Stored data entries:

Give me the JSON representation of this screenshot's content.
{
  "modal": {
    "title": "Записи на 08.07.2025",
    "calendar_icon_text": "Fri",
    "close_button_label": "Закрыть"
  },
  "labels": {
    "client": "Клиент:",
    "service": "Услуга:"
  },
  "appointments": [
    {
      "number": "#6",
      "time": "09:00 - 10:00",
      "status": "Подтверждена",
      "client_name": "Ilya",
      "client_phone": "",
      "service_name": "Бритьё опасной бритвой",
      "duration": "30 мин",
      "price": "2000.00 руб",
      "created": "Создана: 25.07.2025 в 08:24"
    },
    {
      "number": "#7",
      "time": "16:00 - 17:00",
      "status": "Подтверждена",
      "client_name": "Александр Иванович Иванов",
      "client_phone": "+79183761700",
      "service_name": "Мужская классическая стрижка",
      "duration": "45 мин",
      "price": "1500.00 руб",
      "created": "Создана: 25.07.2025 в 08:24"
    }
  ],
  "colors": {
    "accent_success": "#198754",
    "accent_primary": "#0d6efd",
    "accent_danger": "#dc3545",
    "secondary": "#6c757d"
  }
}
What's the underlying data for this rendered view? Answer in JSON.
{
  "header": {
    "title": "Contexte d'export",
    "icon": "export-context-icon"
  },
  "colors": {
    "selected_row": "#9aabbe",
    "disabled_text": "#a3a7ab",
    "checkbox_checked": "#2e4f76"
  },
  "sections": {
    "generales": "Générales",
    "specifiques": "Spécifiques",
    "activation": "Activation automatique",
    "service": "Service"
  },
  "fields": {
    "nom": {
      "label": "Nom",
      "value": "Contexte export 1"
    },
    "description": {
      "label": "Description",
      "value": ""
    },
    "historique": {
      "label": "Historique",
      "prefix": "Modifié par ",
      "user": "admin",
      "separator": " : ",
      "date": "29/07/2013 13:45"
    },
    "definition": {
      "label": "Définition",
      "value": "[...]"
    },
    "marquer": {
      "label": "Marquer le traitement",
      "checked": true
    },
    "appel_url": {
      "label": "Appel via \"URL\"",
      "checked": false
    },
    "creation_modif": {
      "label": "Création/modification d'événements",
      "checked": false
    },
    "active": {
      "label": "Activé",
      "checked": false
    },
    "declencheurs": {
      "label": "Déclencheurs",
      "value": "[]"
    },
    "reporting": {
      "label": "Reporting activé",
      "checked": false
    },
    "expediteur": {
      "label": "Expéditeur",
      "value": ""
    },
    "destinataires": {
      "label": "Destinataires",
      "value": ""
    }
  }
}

TASK TO COMPLETE:
Every line that holds the string "export" should be returned.

THE OUTPUT:
    "title": "Contexte d'export",
    "icon": "export-context-icon"
      "value": "Contexte export 1"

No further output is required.